Exercise directions → Your answer should be a single number: the count of lines that include "Index".

Records for the task →
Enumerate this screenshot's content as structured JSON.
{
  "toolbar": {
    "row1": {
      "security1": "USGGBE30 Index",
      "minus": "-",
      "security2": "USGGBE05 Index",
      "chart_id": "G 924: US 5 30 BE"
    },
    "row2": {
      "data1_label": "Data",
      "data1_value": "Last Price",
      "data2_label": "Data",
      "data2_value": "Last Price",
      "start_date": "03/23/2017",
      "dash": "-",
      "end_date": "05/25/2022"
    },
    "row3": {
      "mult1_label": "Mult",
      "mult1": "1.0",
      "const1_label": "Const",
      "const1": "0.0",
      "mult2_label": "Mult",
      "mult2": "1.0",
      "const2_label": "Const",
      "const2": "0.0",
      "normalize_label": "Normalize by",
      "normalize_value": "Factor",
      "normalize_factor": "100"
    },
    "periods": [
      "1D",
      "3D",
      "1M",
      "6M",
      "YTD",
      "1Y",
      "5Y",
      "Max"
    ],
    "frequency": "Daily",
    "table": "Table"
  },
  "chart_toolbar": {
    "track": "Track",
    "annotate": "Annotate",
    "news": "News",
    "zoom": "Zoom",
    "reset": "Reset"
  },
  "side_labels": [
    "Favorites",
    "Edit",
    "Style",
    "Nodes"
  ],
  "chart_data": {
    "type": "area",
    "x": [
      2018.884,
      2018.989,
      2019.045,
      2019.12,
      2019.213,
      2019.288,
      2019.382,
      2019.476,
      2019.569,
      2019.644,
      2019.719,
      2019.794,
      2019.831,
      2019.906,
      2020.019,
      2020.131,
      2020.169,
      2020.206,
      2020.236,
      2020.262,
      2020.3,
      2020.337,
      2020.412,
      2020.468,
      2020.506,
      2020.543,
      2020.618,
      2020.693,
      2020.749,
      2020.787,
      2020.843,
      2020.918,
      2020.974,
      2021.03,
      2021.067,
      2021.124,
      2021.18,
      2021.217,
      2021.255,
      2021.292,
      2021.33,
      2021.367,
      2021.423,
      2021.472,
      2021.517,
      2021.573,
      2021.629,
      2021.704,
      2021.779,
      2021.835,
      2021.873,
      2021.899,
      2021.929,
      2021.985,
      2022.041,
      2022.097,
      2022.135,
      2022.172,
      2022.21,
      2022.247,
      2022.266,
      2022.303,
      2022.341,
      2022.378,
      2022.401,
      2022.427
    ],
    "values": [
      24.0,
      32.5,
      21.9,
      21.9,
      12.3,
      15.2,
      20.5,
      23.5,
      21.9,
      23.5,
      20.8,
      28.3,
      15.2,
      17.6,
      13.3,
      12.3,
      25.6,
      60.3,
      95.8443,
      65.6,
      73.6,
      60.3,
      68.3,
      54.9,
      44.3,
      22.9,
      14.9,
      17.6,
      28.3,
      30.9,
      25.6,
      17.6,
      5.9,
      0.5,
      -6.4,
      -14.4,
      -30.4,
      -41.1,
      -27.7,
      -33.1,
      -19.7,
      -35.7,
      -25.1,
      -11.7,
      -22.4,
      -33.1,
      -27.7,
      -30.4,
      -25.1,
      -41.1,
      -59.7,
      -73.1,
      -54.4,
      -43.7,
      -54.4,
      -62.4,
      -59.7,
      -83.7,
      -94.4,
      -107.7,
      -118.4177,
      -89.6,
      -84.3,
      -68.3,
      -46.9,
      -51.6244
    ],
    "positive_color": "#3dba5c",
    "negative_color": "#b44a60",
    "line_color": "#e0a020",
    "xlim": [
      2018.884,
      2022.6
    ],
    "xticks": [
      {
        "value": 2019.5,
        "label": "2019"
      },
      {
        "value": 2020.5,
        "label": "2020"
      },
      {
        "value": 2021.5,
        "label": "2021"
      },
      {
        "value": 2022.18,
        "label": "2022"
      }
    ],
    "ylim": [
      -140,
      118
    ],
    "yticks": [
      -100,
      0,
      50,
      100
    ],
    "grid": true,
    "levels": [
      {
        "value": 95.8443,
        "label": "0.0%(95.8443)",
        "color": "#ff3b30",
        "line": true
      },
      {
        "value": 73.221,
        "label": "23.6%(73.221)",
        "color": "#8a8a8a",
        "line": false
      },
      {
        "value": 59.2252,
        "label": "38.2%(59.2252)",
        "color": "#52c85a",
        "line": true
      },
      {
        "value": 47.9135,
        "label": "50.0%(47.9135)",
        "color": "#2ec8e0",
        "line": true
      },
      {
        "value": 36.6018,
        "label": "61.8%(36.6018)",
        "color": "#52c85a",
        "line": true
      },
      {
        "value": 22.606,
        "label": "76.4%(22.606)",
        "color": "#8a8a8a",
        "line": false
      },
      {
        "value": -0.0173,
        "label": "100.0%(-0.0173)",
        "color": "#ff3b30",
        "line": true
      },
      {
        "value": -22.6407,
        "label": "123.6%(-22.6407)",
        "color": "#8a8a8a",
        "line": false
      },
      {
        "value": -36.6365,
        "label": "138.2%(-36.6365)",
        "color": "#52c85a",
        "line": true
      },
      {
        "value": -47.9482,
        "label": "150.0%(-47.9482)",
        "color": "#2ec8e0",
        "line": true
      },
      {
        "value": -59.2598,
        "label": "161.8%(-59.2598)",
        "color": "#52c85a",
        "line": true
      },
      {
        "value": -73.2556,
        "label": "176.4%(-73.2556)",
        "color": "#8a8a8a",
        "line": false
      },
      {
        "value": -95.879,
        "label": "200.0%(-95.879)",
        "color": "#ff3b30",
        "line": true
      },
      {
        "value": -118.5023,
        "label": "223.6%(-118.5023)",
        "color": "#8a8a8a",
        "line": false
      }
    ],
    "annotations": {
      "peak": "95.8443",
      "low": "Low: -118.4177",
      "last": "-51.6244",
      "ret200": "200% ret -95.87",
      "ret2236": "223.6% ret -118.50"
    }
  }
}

Response → 2